■ **What the exercise asks**: Write out the data again exactly, skipping every picture.

(Figure record listings)

○ ○ ○ ○ ○ ○ ○

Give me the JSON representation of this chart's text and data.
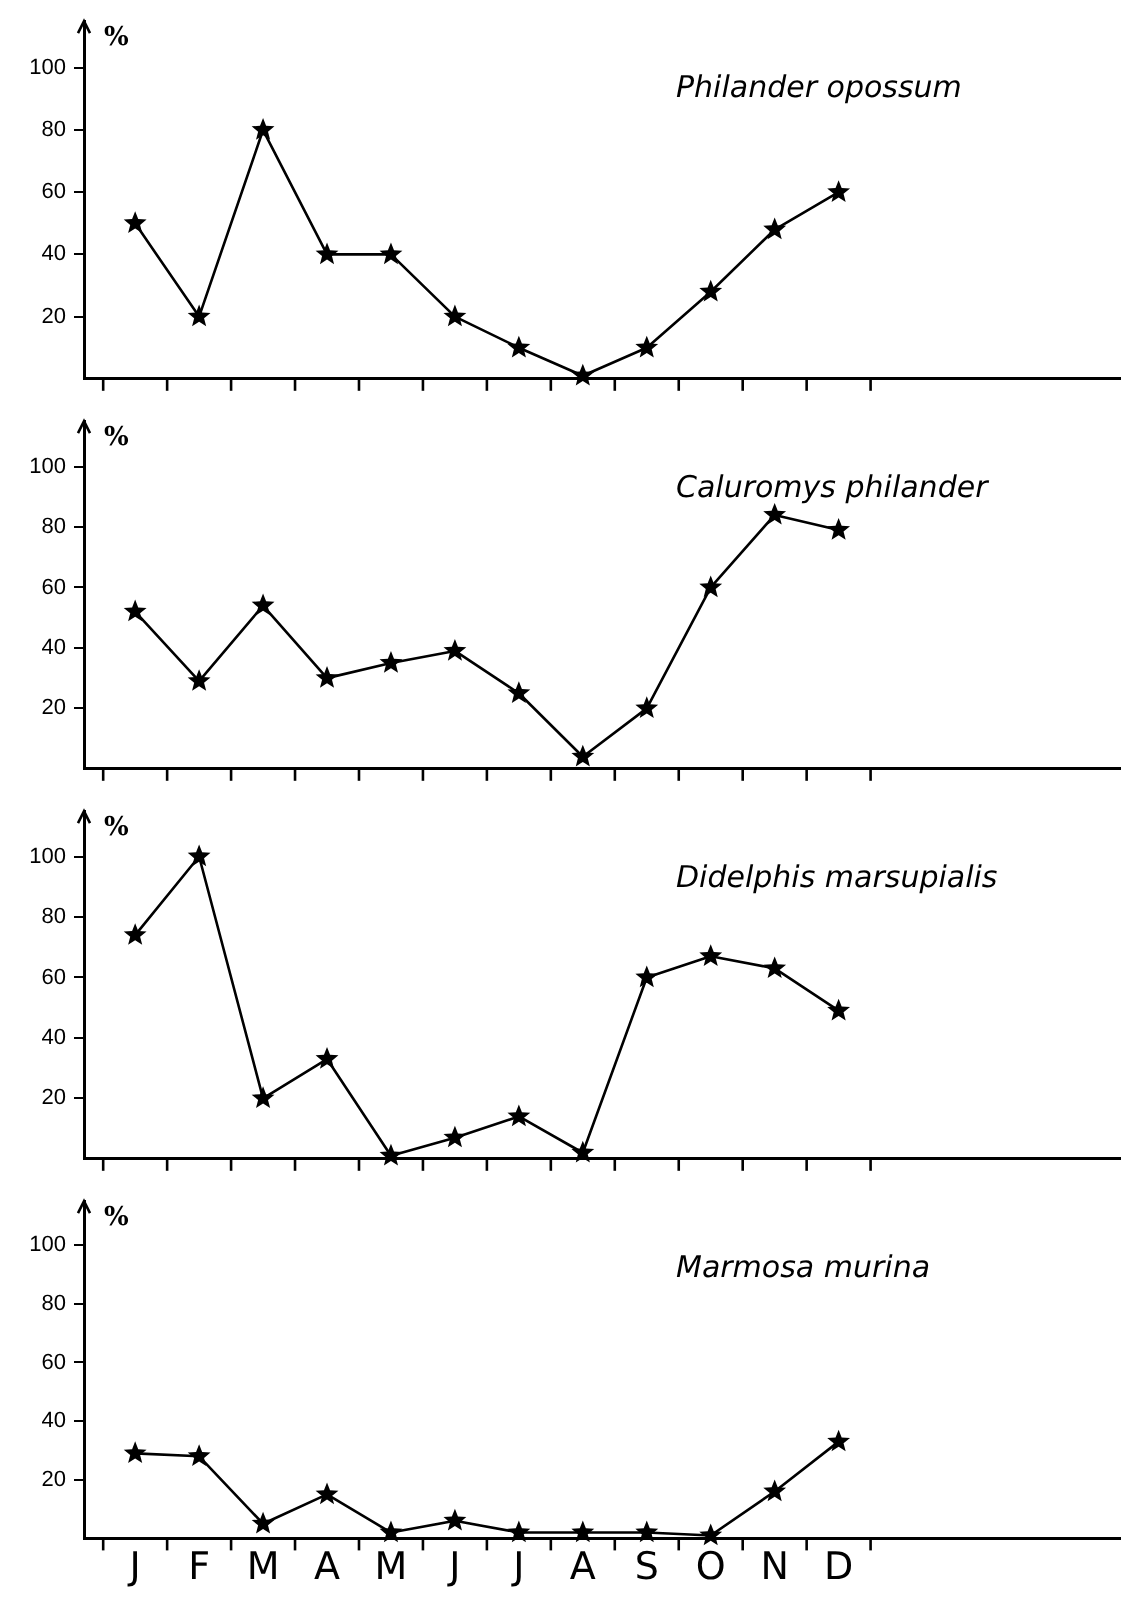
{
  "chart_data": [
    {
      "type": "line",
      "title": "Philander opossum",
      "ylabel": "%",
      "categories": [
        null,
        null,
        null,
        null,
        null,
        null,
        null,
        null,
        null,
        null,
        null,
        null
      ],
      "values": [
        50,
        20,
        80,
        40,
        40,
        20,
        10,
        1,
        10,
        28,
        48,
        60
      ],
      "color": "#000000",
      "ylim": [
        0,
        115
      ],
      "yticks": [
        20,
        40,
        60,
        80,
        100
      ],
      "marker": "star",
      "grid": false,
      "tick_labels": "y"
    },
    {
      "type": "line",
      "title": "Caluromys philander",
      "ylabel": "%",
      "categories": [
        null,
        null,
        null,
        null,
        null,
        null,
        null,
        null,
        null,
        null,
        null,
        null
      ],
      "values": [
        52,
        29,
        54,
        30,
        35,
        39,
        25,
        4,
        20,
        60,
        84,
        79
      ],
      "color": "#000000",
      "ylim": [
        0,
        115
      ],
      "yticks": [
        20,
        40,
        60,
        80,
        100
      ],
      "marker": "star",
      "grid": false,
      "tick_labels": "y"
    },
    {
      "type": "line",
      "title": "Didelphis marsupialis",
      "ylabel": "%",
      "categories": [
        null,
        null,
        null,
        null,
        null,
        null,
        null,
        null,
        null,
        null,
        null,
        null
      ],
      "values": [
        74,
        100,
        20,
        33,
        1,
        7,
        14,
        2,
        60,
        67,
        63,
        49
      ],
      "color": "#000000",
      "ylim": [
        0,
        115
      ],
      "yticks": [
        20,
        40,
        60,
        80,
        100
      ],
      "marker": "star",
      "grid": false,
      "tick_labels": "y"
    },
    {
      "type": "line",
      "title": "Marmosa murina",
      "ylabel": "%",
      "categories": [
        "J",
        "F",
        "M",
        "A",
        "M",
        "J",
        "J",
        "A",
        "S",
        "O",
        "N",
        "D"
      ],
      "values": [
        29,
        28,
        5,
        15,
        2,
        6,
        2,
        2,
        2,
        1,
        16,
        33
      ],
      "color": "#000000",
      "ylim": [
        0,
        115
      ],
      "yticks": [
        20,
        40,
        60,
        80,
        100
      ],
      "marker": "star",
      "grid": false
    }
  ]
}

○ ○ ○ ○ ○ ○ ○

■ **Output of the exercise**:
Give me the JSON representation of this chart's text and data.
{
  "chart_data": [
    {
      "type": "line",
      "title": "Philander opossum",
      "ylabel": "%",
      "categories": [
        null,
        null,
        null,
        null,
        null,
        null,
        null,
        null,
        null,
        null,
        null,
        null
      ],
      "values": [
        50,
        20,
        80,
        40,
        40,
        20,
        10,
        1,
        10,
        28,
        48,
        60
      ],
      "color": "#000000",
      "ylim": [
        0,
        115
      ],
      "yticks": [
        20,
        40,
        60,
        80,
        100
      ],
      "marker": "star",
      "grid": false,
      "tick_labels": "y"
    },
    {
      "type": "line",
      "title": "Caluromys philander",
      "ylabel": "%",
      "categories": [
        null,
        null,
        null,
        null,
        null,
        null,
        null,
        null,
        null,
        null,
        null,
        null
      ],
      "values": [
        52,
        29,
        54,
        30,
        35,
        39,
        25,
        4,
        20,
        60,
        84,
        79
      ],
      "color": "#000000",
      "ylim": [
        0,
        115
      ],
      "yticks": [
        20,
        40,
        60,
        80,
        100
      ],
      "marker": "star",
      "grid": false,
      "tick_labels": "y"
    },
    {
      "type": "line",
      "title": "Didelphis marsupialis",
      "ylabel": "%",
      "categories": [
        null,
        null,
        null,
        null,
        null,
        null,
        null,
        null,
        null,
        null,
        null,
        null
      ],
      "values": [
        74,
        100,
        20,
        33,
        1,
        7,
        14,
        2,
        60,
        67,
        63,
        49
      ],
      "color": "#000000",
      "ylim": [
        0,
        115
      ],
      "yticks": [
        20,
        40,
        60,
        80,
        100
      ],
      "marker": "star",
      "grid": false,
      "tick_labels": "y"
    },
    {
      "type": "line",
      "title": "Marmosa murina",
      "ylabel": "%",
      "categories": [
        "J",
        "F",
        "M",
        "A",
        "M",
        "J",
        "J",
        "A",
        "S",
        "O",
        "N",
        "D"
      ],
      "values": [
        29,
        28,
        5,
        15,
        2,
        6,
        2,
        2,
        2,
        1,
        16,
        33
      ],
      "color": "#000000",
      "ylim": [
        0,
        115
      ],
      "yticks": [
        20,
        40,
        60,
        80,
        100
      ],
      "marker": "star",
      "grid": false
    }
  ]
}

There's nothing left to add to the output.